* start *

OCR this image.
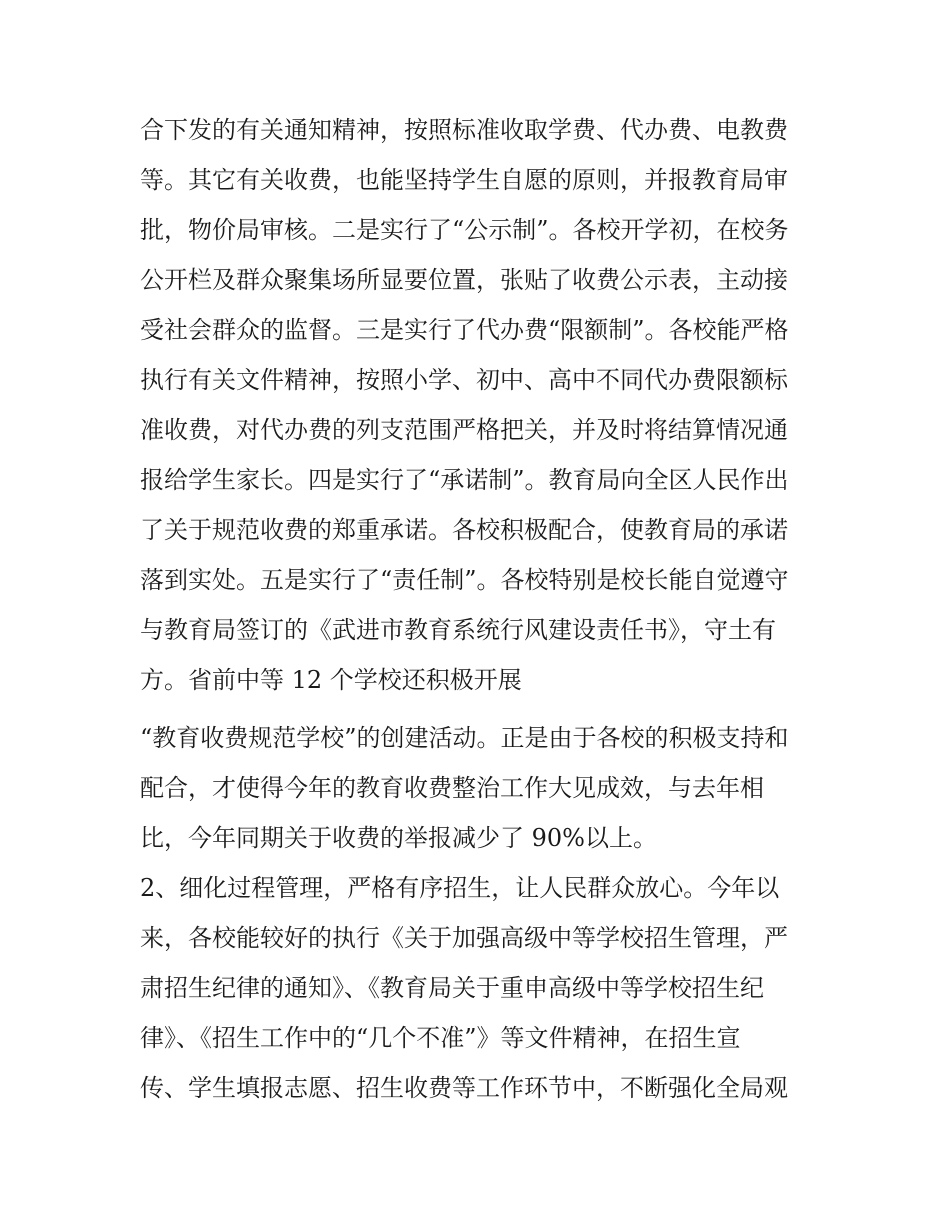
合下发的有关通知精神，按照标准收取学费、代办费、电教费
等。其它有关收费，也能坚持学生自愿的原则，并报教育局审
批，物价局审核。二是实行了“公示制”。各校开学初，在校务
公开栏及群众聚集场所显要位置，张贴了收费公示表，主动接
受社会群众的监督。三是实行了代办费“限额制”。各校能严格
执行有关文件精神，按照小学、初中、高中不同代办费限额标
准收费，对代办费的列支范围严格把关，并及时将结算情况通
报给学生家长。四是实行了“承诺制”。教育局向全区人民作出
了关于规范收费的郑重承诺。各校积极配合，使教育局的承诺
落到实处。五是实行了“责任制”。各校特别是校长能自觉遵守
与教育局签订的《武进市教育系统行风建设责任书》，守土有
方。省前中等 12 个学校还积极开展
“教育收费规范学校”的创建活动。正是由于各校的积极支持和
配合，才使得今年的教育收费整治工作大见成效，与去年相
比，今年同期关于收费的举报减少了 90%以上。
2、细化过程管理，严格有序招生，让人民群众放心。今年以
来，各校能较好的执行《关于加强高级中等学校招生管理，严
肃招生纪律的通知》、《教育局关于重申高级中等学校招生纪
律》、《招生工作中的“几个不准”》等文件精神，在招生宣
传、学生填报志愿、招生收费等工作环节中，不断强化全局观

* end *

**GIVEN PROBLEM**
Copy the records exactly as they appear, excluding images.

**THE COMPLETED TASK**
OCR this image.
合下发的有关通知精神，按照标准收取学费、代办费、电教费
等。其它有关收费，也能坚持学生自愿的原则，并报教育局审
批，物价局审核。二是实行了“公示制”。各校开学初，在校务
公开栏及群众聚集场所显要位置，张贴了收费公示表，主动接
受社会群众的监督。三是实行了代办费“限额制”。各校能严格
执行有关文件精神，按照小学、初中、高中不同代办费限额标
准收费，对代办费的列支范围严格把关，并及时将结算情况通
报给学生家长。四是实行了“承诺制”。教育局向全区人民作出
了关于规范收费的郑重承诺。各校积极配合，使教育局的承诺
落到实处。五是实行了“责任制”。各校特别是校长能自觉遵守
与教育局签订的《武进市教育系统行风建设责任书》，守土有
方。省前中等 12 个学校还积极开展
“教育收费规范学校”的创建活动。正是由于各校的积极支持和
配合，才使得今年的教育收费整治工作大见成效，与去年相
比，今年同期关于收费的举报减少了 90%以上。
2、细化过程管理，严格有序招生，让人民群众放心。今年以
来，各校能较好的执行《关于加强高级中等学校招生管理，严
肃招生纪律的通知》、《教育局关于重申高级中等学校招生纪
律》、《招生工作中的“几个不准”》等文件精神，在招生宣
传、学生填报志愿、招生收费等工作环节中，不断强化全局观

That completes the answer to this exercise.